▸ **Extracted records**
━━━━━━━━━━━━━━━━

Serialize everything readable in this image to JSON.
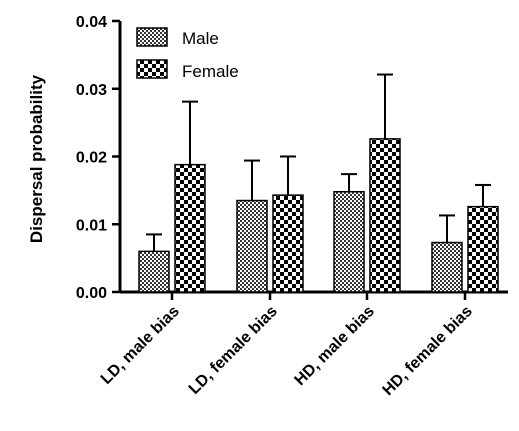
{
  "chart_data": {
    "type": "bar",
    "title": "",
    "xlabel": "",
    "ylabel": "Dispersal probability",
    "ylim": [
      0,
      0.04
    ],
    "yticks": [
      "0.00",
      "0.01",
      "0.02",
      "0.03",
      "0.04"
    ],
    "ytick_values": [
      0,
      0.01,
      0.02,
      0.03,
      0.04
    ],
    "categories": [
      "LD, male bias",
      "LD, female bias",
      "HD, male bias",
      "HD, female bias"
    ],
    "series": [
      {
        "name": "Male",
        "pattern": "fine-checker",
        "values": [
          0.006,
          0.0135,
          0.0148,
          0.0073
        ],
        "error_upper": [
          0.0085,
          0.0194,
          0.0174,
          0.0113
        ]
      },
      {
        "name": "Female",
        "pattern": "coarse-checker",
        "values": [
          0.0188,
          0.0143,
          0.0226,
          0.0126
        ],
        "error_upper": [
          0.0281,
          0.02,
          0.0321,
          0.0158
        ]
      }
    ],
    "legend_position": "top-left",
    "grid": false,
    "colors": {
      "bar_dark": "#000000",
      "bar_light": "#ffffff",
      "axis": "#000000"
    }
  }
}
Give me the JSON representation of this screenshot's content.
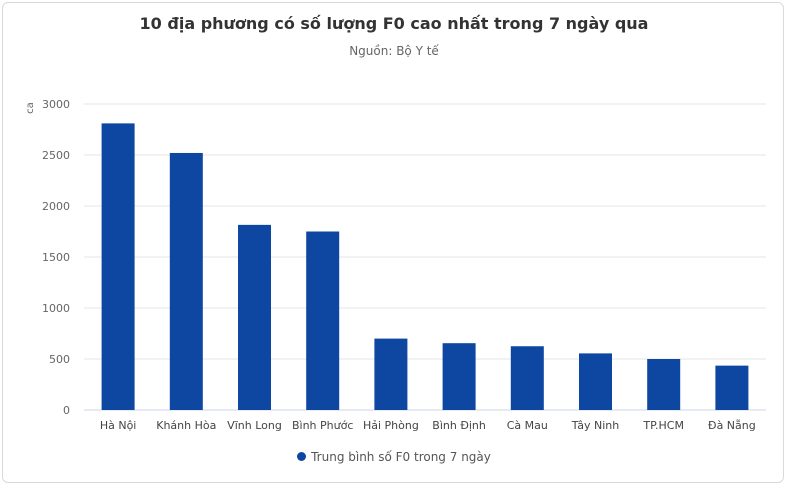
{
  "chart_data": {
    "type": "bar",
    "title": "10 địa phương có số lượng F0 cao nhất trong 7 ngày qua",
    "subtitle": "Nguồn: Bộ Y tế",
    "ylabel": "ca",
    "xlabel": "",
    "ylim": [
      0,
      3000
    ],
    "yticks": [
      0,
      500,
      1000,
      1500,
      2000,
      2500,
      3000
    ],
    "categories": [
      "Hà Nội",
      "Khánh Hòa",
      "Vĩnh Long",
      "Bình Phước",
      "Hải Phòng",
      "Bình Định",
      "Cà Mau",
      "Tây Ninh",
      "TP.HCM",
      "Đà Nẵng"
    ],
    "series": [
      {
        "name": "Trung bình số F0 trong 7 ngày",
        "color": "#0d47a1",
        "values": [
          2810,
          2520,
          1815,
          1750,
          700,
          655,
          625,
          555,
          500,
          435
        ]
      }
    ],
    "grid": true,
    "legend_position": "bottom"
  }
}
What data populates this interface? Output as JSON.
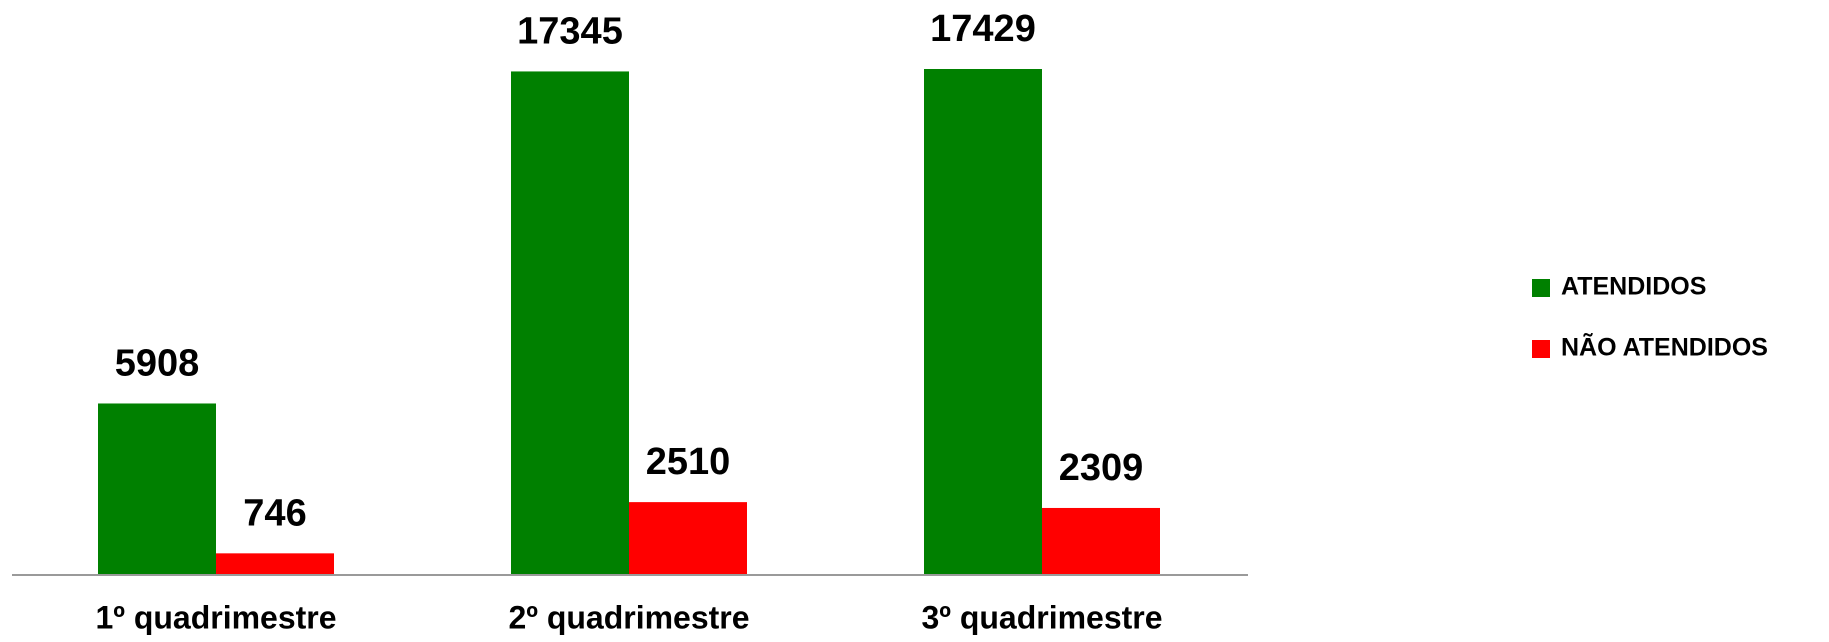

━━━━━━━━━━━━━━━━

▸ **Exercise task**
All of the lines above should be printed exactly, minus the pictures.

▸ **Completed task**
Serialize everything readable in this image to JSON.
{
  "chart_data": {
    "type": "bar",
    "title": "",
    "xlabel": "",
    "ylabel": "Dispersal probability",
    "ylim": [
      0,
      0.04
    ],
    "yticks": [
      "0.00",
      "0.01",
      "0.02",
      "0.03",
      "0.04"
    ],
    "ytick_values": [
      0,
      0.01,
      0.02,
      0.03,
      0.04
    ],
    "categories": [
      "LD, male bias",
      "LD, female bias",
      "HD, male bias",
      "HD, female bias"
    ],
    "series": [
      {
        "name": "Male",
        "pattern": "fine-checker",
        "values": [
          0.006,
          0.0135,
          0.0148,
          0.0073
        ],
        "error_upper": [
          0.0085,
          0.0194,
          0.0174,
          0.0113
        ]
      },
      {
        "name": "Female",
        "pattern": "coarse-checker",
        "values": [
          0.0188,
          0.0143,
          0.0226,
          0.0126
        ],
        "error_upper": [
          0.0281,
          0.02,
          0.0321,
          0.0158
        ]
      }
    ],
    "legend_position": "top-left",
    "grid": false,
    "colors": {
      "bar_dark": "#000000",
      "bar_light": "#ffffff",
      "axis": "#000000"
    }
  }
}
Give me the JSON representation of this screenshot's content.
{
  "chart_data": {
    "type": "bar",
    "title": "10 địa phương có số lượng F0 cao nhất trong 7 ngày qua",
    "subtitle": "Nguồn: Bộ Y tế",
    "ylabel": "ca",
    "xlabel": "",
    "ylim": [
      0,
      3000
    ],
    "yticks": [
      0,
      500,
      1000,
      1500,
      2000,
      2500,
      3000
    ],
    "categories": [
      "Hà Nội",
      "Khánh Hòa",
      "Vĩnh Long",
      "Bình Phước",
      "Hải Phòng",
      "Bình Định",
      "Cà Mau",
      "Tây Ninh",
      "TP.HCM",
      "Đà Nẵng"
    ],
    "series": [
      {
        "name": "Trung bình số F0 trong 7 ngày",
        "color": "#0d47a1",
        "values": [
          2810,
          2520,
          1815,
          1750,
          700,
          655,
          625,
          555,
          500,
          435
        ]
      }
    ],
    "grid": true,
    "legend_position": "bottom"
  }
}
What data populates this interface? Output as JSON.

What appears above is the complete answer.